* PROVIDED MATERIAL
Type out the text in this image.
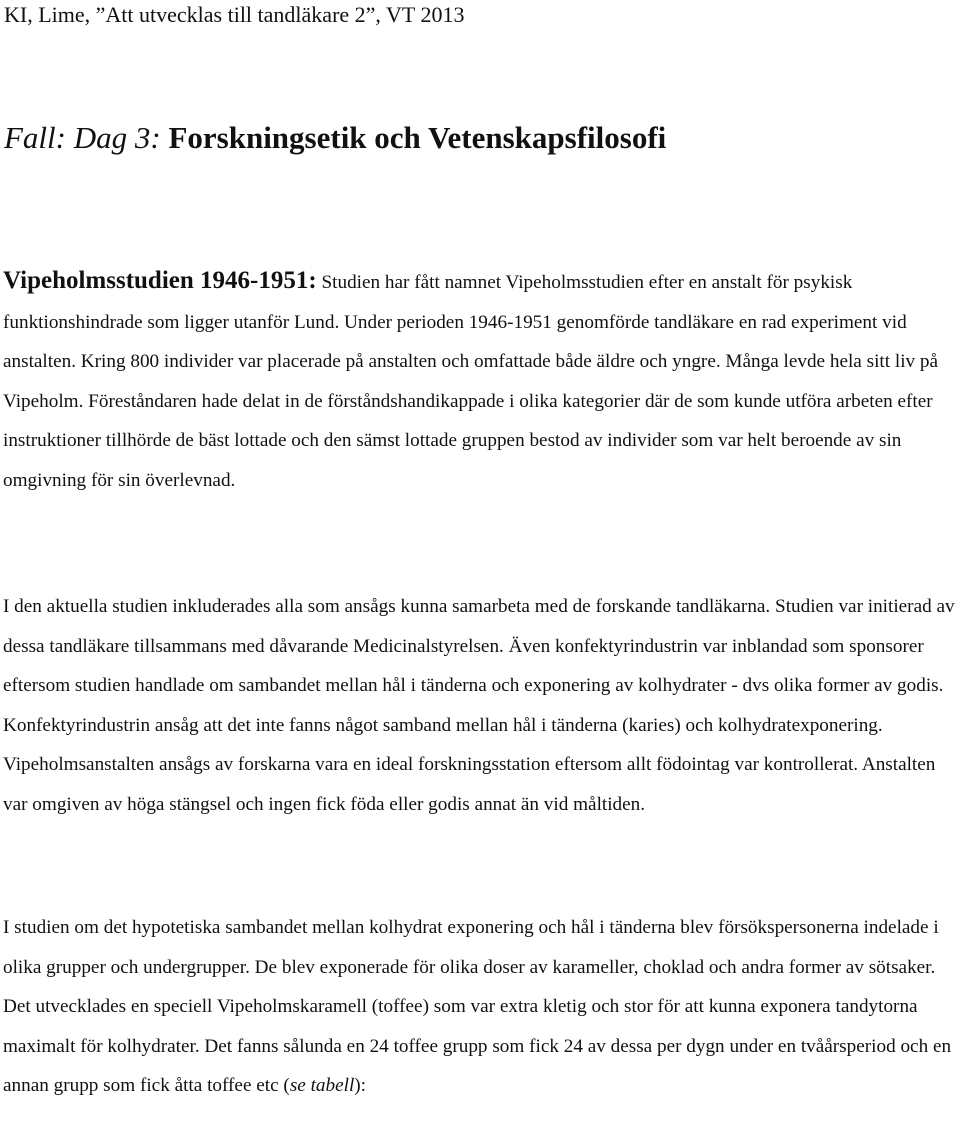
KI, Lime, ”Att utvecklas till tandläkare 2”, VT 2013
Fall: Dag 3: Forskningsetik och Vetenskapsfilosofi

Vipeholmsstudien 1946-1951: Studien har fått namnet Vipeholmsstudien efter en anstalt för psykisk funktionshindrade som ligger utanför Lund. Under perioden 1946-1951 genomförde tandläkare en rad experiment vid anstalten. Kring 800 individer var placerade på anstalten och omfattade både äldre och yngre. Många levde hela sitt liv på Vipeholm. Föreståndaren hade delat in de förståndshandikappade i olika kategorier där de som kunde utföra arbeten efter instruktioner tillhörde de bäst lottade och den sämst lottade gruppen bestod av individer som var helt beroende av sin omgivning för sin överlevnad.

I den aktuella studien inkluderades alla som ansågs kunna samarbeta med de forskande tandläkarna. Studien var initierad av dessa tandläkare tillsammans med dåvarande Medicinalstyrelsen. Även konfektyrindustrin var inblandad som sponsorer eftersom studien handlade om sambandet mellan hål i tänderna och exponering av kolhydrater - dvs olika former av godis. Konfektyrindustrin ansåg att det inte fanns något samband mellan hål i tänderna (karies) och kolhydratexponering. Vipeholmsanstalten ansågs av forskarna vara en ideal forskningsstation eftersom allt födointag var kontrollerat. Anstalten var omgiven av höga stängsel och ingen fick föda eller godis annat än vid måltiden.

I studien om det hypotetiska sambandet mellan kolhydrat exponering och hål i tänderna blev försökspersonerna indelade i olika grupper och undergrupper. De blev exponerade för olika doser av karameller, choklad och andra former av sötsaker. Det utvecklades en speciell Vipeholmskaramell (toffee) som var extra kletig och stor för att kunna exponera tandytorna maximalt för kolhydrater. Det fanns sålunda en 24 toffee grupp som fick 24 av dessa per dygn under en tvåårsperiod och en annan grupp som fick åtta toffee etc (se tabell):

* PROBLEM TO WORK ON
Every record must be set down again exactly; pictures do not belong in the copy.

* ANSWER TO THIS PROBLEM
Type out the text in this image.
KI, Lime, ”Att utvecklas till tandläkare 2”, VT 2013
Fall: Dag 3: Forskningsetik och Vetenskapsfilosofi

Vipeholmsstudien 1946-1951: Studien har fått namnet Vipeholmsstudien efter en anstalt för psykisk funktionshindrade som ligger utanför Lund. Under perioden 1946-1951 genomförde tandläkare en rad experiment vid anstalten. Kring 800 individer var placerade på anstalten och omfattade både äldre och yngre. Många levde hela sitt liv på Vipeholm. Föreståndaren hade delat in de förståndshandikappade i olika kategorier där de som kunde utföra arbeten efter instruktioner tillhörde de bäst lottade och den sämst lottade gruppen bestod av individer som var helt beroende av sin omgivning för sin överlevnad.

I den aktuella studien inkluderades alla som ansågs kunna samarbeta med de forskande tandläkarna. Studien var initierad av dessa tandläkare tillsammans med dåvarande Medicinalstyrelsen. Även konfektyrindustrin var inblandad som sponsorer eftersom studien handlade om sambandet mellan hål i tänderna och exponering av kolhydrater - dvs olika former av godis. Konfektyrindustrin ansåg att det inte fanns något samband mellan hål i tänderna (karies) och kolhydratexponering. Vipeholmsanstalten ansågs av forskarna vara en ideal forskningsstation eftersom allt födointag var kontrollerat. Anstalten var omgiven av höga stängsel och ingen fick föda eller godis annat än vid måltiden.

I studien om det hypotetiska sambandet mellan kolhydrat exponering och hål i tänderna blev försökspersonerna indelade i olika grupper och undergrupper. De blev exponerade för olika doser av karameller, choklad och andra former av sötsaker. Det utvecklades en speciell Vipeholmskaramell (toffee) som var extra kletig och stor för att kunna exponera tandytorna maximalt för kolhydrater. Det fanns sålunda en 24 toffee grupp som fick 24 av dessa per dygn under en tvåårsperiod och en annan grupp som fick åtta toffee etc (se tabell):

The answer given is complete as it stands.